Task brief: Below are some records; repeat them all exactly, minus the pictures.

━━━━━ Extracted information ━━━━━

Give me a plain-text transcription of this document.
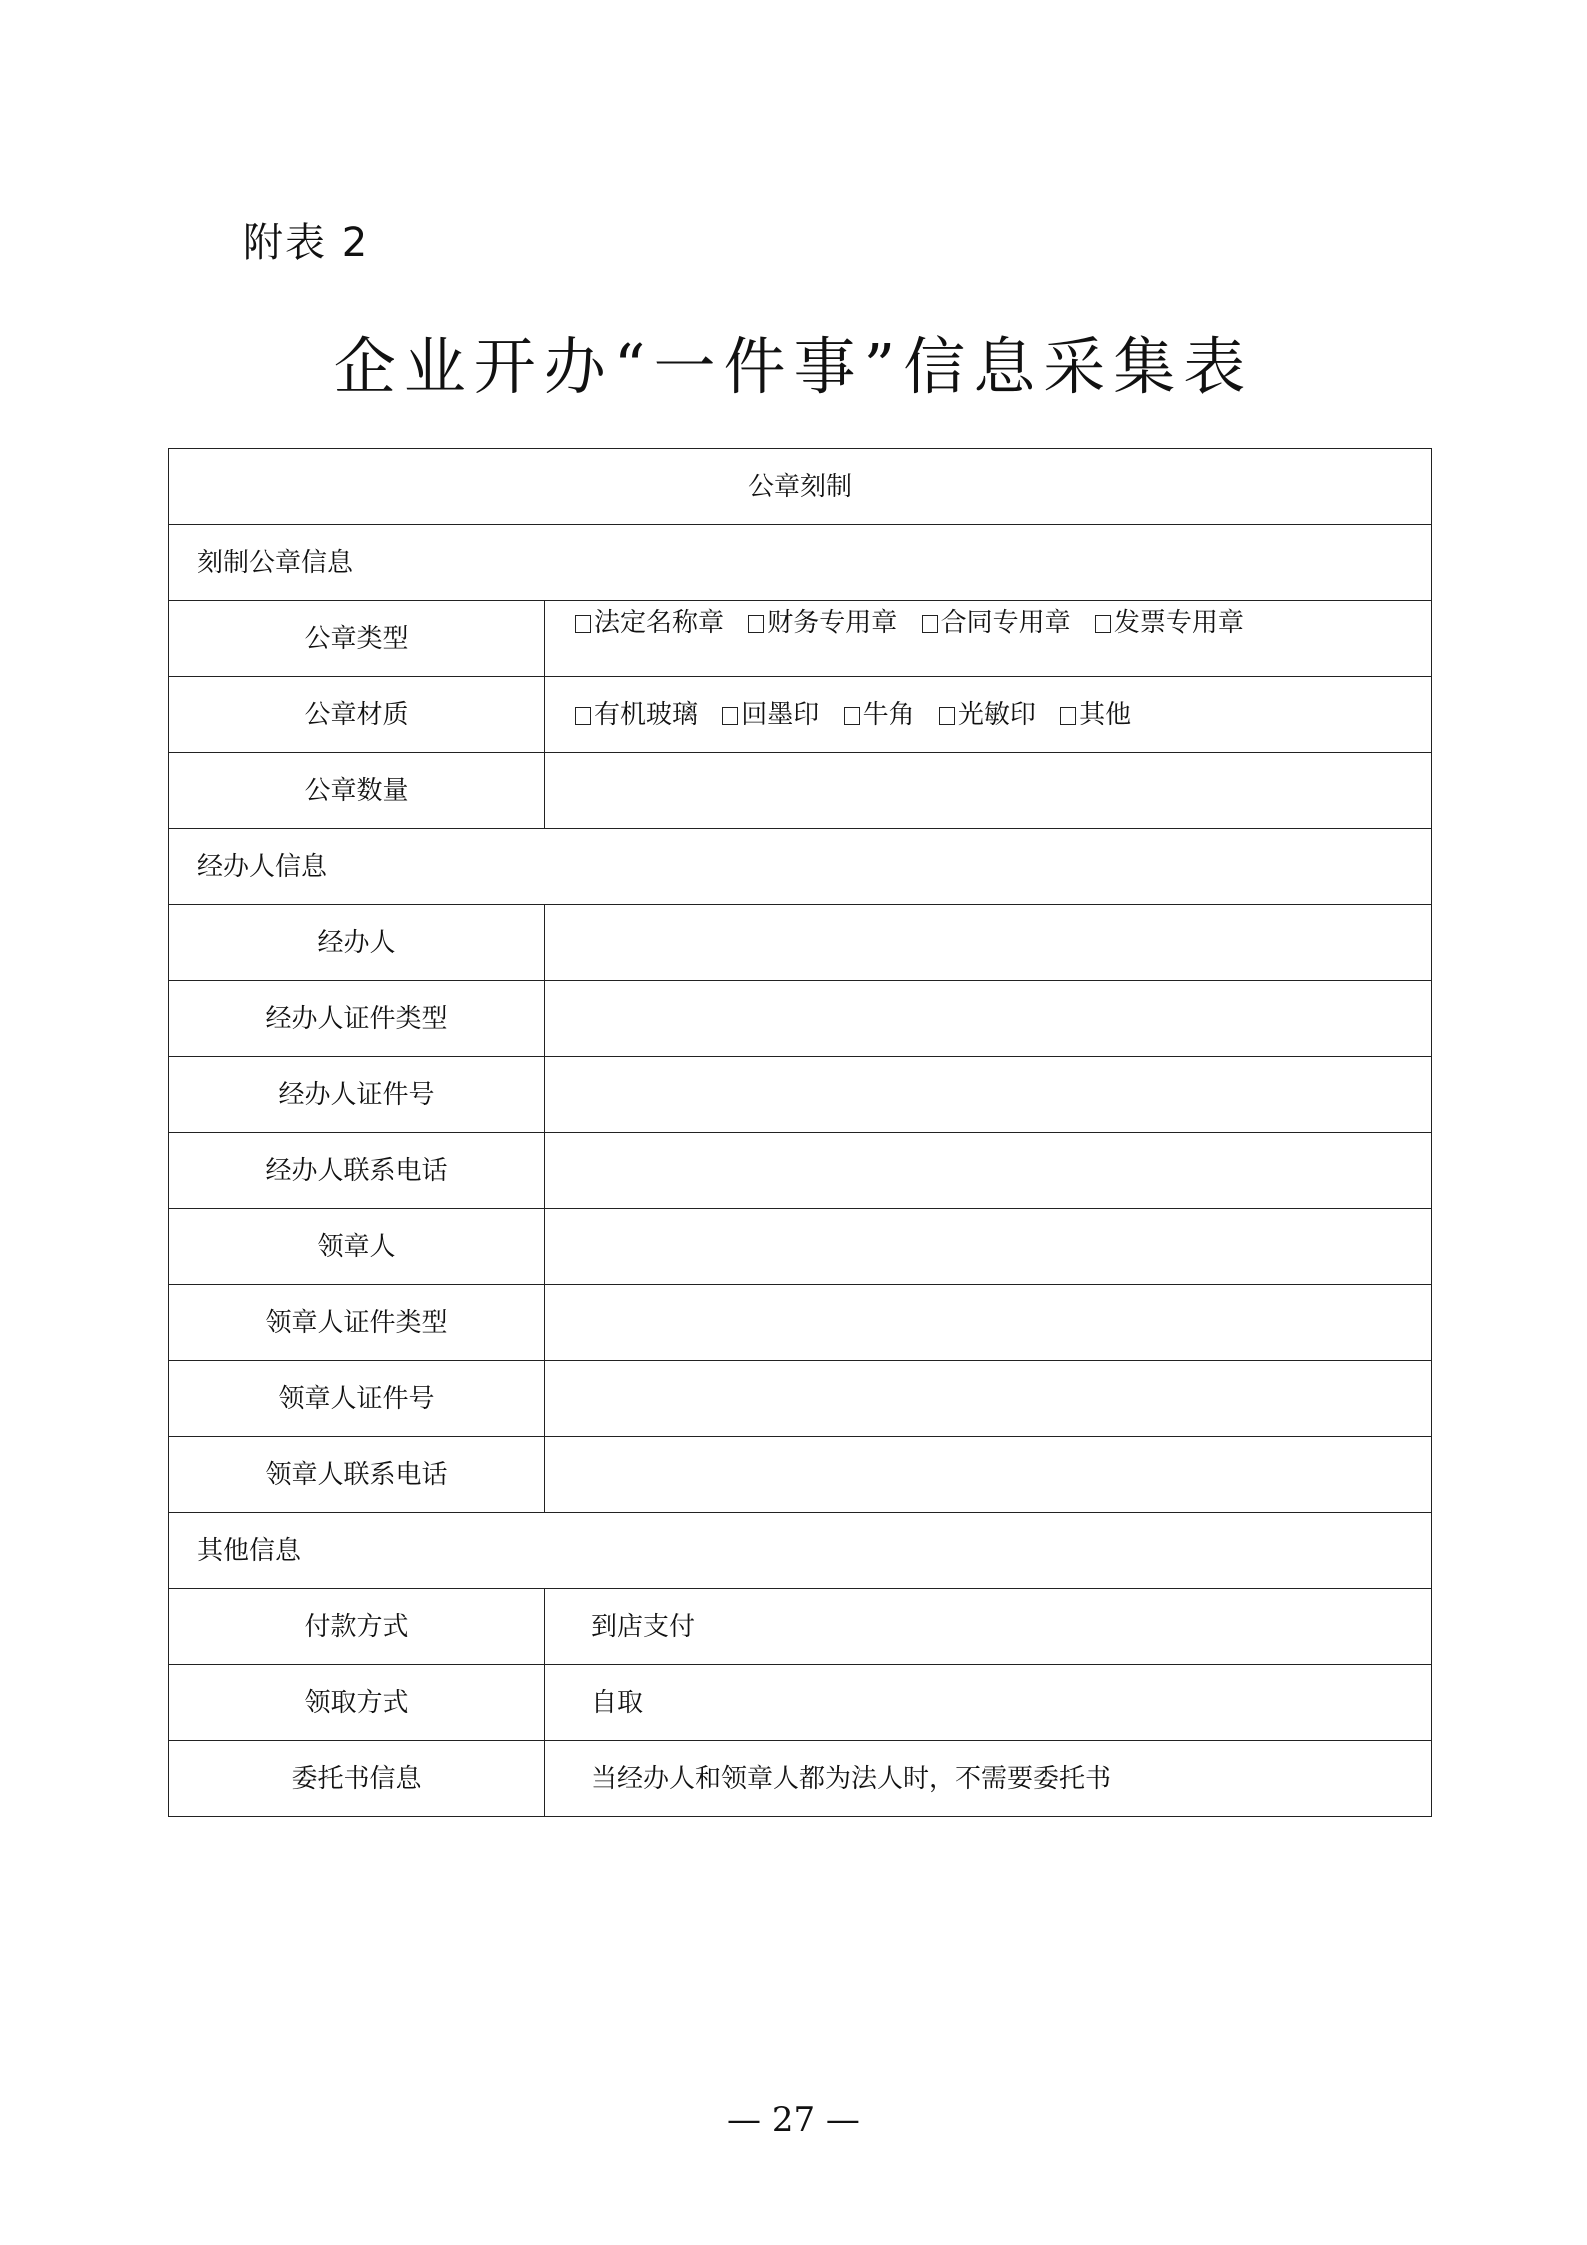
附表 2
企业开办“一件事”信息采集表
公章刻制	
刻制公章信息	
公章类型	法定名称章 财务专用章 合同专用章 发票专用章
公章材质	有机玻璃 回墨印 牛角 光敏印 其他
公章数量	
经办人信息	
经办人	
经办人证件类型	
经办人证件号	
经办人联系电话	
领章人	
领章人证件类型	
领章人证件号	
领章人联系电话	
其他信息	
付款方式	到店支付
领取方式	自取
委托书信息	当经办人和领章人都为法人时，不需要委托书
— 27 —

━━━━━

Full answer:
Give me a plain-text transcription of this document.
附表 2
企业开办“一件事”信息采集表
公章刻制	
刻制公章信息	
公章类型	法定名称章 财务专用章 合同专用章 发票专用章
公章材质	有机玻璃 回墨印 牛角 光敏印 其他
公章数量	
经办人信息	
经办人	
经办人证件类型	
经办人证件号	
经办人联系电话	
领章人	
领章人证件类型	
领章人证件号	
领章人联系电话	
其他信息	
付款方式	到店支付
领取方式	自取
委托书信息	当经办人和领章人都为法人时，不需要委托书
— 27 —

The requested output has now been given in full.